In this exercise, reproduce all the entries that follow exactly.

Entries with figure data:

━━━

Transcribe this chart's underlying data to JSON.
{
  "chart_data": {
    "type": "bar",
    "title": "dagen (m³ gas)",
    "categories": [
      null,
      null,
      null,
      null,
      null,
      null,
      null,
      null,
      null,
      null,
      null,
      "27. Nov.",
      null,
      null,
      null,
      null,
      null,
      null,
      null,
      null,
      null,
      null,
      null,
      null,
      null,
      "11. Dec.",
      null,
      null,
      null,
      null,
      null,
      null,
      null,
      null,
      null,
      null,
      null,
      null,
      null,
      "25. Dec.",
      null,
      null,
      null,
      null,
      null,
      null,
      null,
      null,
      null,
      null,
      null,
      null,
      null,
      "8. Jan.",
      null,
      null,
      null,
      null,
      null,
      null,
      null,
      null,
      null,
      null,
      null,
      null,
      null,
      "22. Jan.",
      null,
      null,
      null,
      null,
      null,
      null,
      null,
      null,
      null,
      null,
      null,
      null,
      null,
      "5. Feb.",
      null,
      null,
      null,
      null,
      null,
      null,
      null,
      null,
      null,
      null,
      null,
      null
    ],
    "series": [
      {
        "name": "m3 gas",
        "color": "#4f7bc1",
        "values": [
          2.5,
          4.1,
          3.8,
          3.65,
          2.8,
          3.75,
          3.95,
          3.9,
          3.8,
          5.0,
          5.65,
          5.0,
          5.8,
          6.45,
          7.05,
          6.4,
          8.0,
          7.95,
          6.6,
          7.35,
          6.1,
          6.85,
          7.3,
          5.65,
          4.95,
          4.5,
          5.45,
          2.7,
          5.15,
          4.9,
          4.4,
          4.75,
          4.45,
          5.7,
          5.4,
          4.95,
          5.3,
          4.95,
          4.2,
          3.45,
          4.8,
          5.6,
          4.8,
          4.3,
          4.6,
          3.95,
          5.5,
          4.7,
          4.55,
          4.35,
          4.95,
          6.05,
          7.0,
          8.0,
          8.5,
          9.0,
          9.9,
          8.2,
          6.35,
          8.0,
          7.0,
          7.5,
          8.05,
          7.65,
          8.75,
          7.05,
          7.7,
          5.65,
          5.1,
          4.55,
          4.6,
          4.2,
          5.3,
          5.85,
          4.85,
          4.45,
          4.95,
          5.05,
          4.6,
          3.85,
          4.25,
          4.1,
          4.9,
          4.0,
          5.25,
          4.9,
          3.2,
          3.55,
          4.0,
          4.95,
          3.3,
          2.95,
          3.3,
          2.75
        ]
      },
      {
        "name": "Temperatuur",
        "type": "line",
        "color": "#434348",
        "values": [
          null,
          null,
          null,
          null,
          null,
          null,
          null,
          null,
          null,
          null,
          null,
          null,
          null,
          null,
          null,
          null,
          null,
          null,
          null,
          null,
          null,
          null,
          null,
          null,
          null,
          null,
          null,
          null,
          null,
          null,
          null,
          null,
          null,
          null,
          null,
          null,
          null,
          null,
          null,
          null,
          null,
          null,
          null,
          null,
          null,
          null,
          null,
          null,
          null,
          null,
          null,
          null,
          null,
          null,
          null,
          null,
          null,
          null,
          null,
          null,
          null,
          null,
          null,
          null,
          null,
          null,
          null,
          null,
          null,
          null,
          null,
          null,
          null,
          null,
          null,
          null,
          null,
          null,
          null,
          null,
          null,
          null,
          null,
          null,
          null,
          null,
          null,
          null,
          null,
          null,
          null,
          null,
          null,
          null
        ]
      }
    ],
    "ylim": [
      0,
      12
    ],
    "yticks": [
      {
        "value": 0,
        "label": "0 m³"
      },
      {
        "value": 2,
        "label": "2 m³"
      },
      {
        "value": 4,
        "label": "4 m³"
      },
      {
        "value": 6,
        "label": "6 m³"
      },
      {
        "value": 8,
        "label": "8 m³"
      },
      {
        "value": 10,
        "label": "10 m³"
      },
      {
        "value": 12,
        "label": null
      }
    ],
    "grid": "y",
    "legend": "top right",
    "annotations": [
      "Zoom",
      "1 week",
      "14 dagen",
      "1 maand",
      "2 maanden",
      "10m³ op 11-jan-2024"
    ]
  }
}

━━━

RESPONSE FOR THIS EXERCISE »
Transcribe this chart's underlying data to JSON.
{
  "chart_data": {
    "type": "bar",
    "title": "dagen (m³ gas)",
    "categories": [
      null,
      null,
      null,
      null,
      null,
      null,
      null,
      null,
      null,
      null,
      null,
      "27. Nov.",
      null,
      null,
      null,
      null,
      null,
      null,
      null,
      null,
      null,
      null,
      null,
      null,
      null,
      "11. Dec.",
      null,
      null,
      null,
      null,
      null,
      null,
      null,
      null,
      null,
      null,
      null,
      null,
      null,
      "25. Dec.",
      null,
      null,
      null,
      null,
      null,
      null,
      null,
      null,
      null,
      null,
      null,
      null,
      null,
      "8. Jan.",
      null,
      null,
      null,
      null,
      null,
      null,
      null,
      null,
      null,
      null,
      null,
      null,
      null,
      "22. Jan.",
      null,
      null,
      null,
      null,
      null,
      null,
      null,
      null,
      null,
      null,
      null,
      null,
      null,
      "5. Feb.",
      null,
      null,
      null,
      null,
      null,
      null,
      null,
      null,
      null,
      null,
      null,
      null
    ],
    "series": [
      {
        "name": "m3 gas",
        "color": "#4f7bc1",
        "values": [
          2.5,
          4.1,
          3.8,
          3.65,
          2.8,
          3.75,
          3.95,
          3.9,
          3.8,
          5.0,
          5.65,
          5.0,
          5.8,
          6.45,
          7.05,
          6.4,
          8.0,
          7.95,
          6.6,
          7.35,
          6.1,
          6.85,
          7.3,
          5.65,
          4.95,
          4.5,
          5.45,
          2.7,
          5.15,
          4.9,
          4.4,
          4.75,
          4.45,
          5.7,
          5.4,
          4.95,
          5.3,
          4.95,
          4.2,
          3.45,
          4.8,
          5.6,
          4.8,
          4.3,
          4.6,
          3.95,
          5.5,
          4.7,
          4.55,
          4.35,
          4.95,
          6.05,
          7.0,
          8.0,
          8.5,
          9.0,
          9.9,
          8.2,
          6.35,
          8.0,
          7.0,
          7.5,
          8.05,
          7.65,
          8.75,
          7.05,
          7.7,
          5.65,
          5.1,
          4.55,
          4.6,
          4.2,
          5.3,
          5.85,
          4.85,
          4.45,
          4.95,
          5.05,
          4.6,
          3.85,
          4.25,
          4.1,
          4.9,
          4.0,
          5.25,
          4.9,
          3.2,
          3.55,
          4.0,
          4.95,
          3.3,
          2.95,
          3.3,
          2.75
        ]
      },
      {
        "name": "Temperatuur",
        "type": "line",
        "color": "#434348",
        "values": [
          null,
          null,
          null,
          null,
          null,
          null,
          null,
          null,
          null,
          null,
          null,
          null,
          null,
          null,
          null,
          null,
          null,
          null,
          null,
          null,
          null,
          null,
          null,
          null,
          null,
          null,
          null,
          null,
          null,
          null,
          null,
          null,
          null,
          null,
          null,
          null,
          null,
          null,
          null,
          null,
          null,
          null,
          null,
          null,
          null,
          null,
          null,
          null,
          null,
          null,
          null,
          null,
          null,
          null,
          null,
          null,
          null,
          null,
          null,
          null,
          null,
          null,
          null,
          null,
          null,
          null,
          null,
          null,
          null,
          null,
          null,
          null,
          null,
          null,
          null,
          null,
          null,
          null,
          null,
          null,
          null,
          null,
          null,
          null,
          null,
          null,
          null,
          null,
          null,
          null,
          null,
          null,
          null,
          null
        ]
      }
    ],
    "ylim": [
      0,
      12
    ],
    "yticks": [
      {
        "value": 0,
        "label": "0 m³"
      },
      {
        "value": 2,
        "label": "2 m³"
      },
      {
        "value": 4,
        "label": "4 m³"
      },
      {
        "value": 6,
        "label": "6 m³"
      },
      {
        "value": 8,
        "label": "8 m³"
      },
      {
        "value": 10,
        "label": "10 m³"
      },
      {
        "value": 12,
        "label": null
      }
    ],
    "grid": "y",
    "legend": "top right",
    "annotations": [
      "Zoom",
      "1 week",
      "14 dagen",
      "1 maand",
      "2 maanden",
      "10m³ op 11-jan-2024"
    ]
  }
}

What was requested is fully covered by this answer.